■ Given request ■
Spot each line that carries the word "Prozesse"; copy those lines.

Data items
★ ★ ★ ★

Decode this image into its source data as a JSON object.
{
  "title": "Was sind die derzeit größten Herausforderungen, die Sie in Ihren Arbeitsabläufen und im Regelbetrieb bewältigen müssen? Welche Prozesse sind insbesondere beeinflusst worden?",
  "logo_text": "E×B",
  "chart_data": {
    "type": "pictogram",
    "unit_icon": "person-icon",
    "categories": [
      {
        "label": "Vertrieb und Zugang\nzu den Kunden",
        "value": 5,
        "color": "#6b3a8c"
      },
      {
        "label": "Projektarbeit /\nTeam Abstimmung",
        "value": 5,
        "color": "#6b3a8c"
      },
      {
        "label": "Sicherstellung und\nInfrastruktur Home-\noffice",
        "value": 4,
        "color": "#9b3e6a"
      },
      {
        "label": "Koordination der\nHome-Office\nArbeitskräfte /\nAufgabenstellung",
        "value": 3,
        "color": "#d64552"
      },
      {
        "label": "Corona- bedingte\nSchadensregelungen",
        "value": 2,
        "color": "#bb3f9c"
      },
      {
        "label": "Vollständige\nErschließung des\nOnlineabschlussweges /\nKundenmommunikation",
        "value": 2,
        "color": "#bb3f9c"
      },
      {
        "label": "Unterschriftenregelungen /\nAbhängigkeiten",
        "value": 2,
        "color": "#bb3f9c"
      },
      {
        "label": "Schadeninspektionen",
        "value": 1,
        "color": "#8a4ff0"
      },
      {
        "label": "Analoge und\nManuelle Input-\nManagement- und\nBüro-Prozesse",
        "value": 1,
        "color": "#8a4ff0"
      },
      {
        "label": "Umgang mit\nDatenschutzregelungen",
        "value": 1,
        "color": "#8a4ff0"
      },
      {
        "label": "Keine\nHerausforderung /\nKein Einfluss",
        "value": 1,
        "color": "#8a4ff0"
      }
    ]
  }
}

★ ★ ★ ★

■ Task solution ■
  "title": "Was sind die derzeit größten Herausforderungen, die Sie in Ihren Arbeitsabläufen und im Regelbetrieb bewältigen müssen? Welche Prozesse sind insbesondere beeinflusst worden?",
        "label": "Analoge und\nManuelle Input-\nManagement- und\nBüro-Prozesse",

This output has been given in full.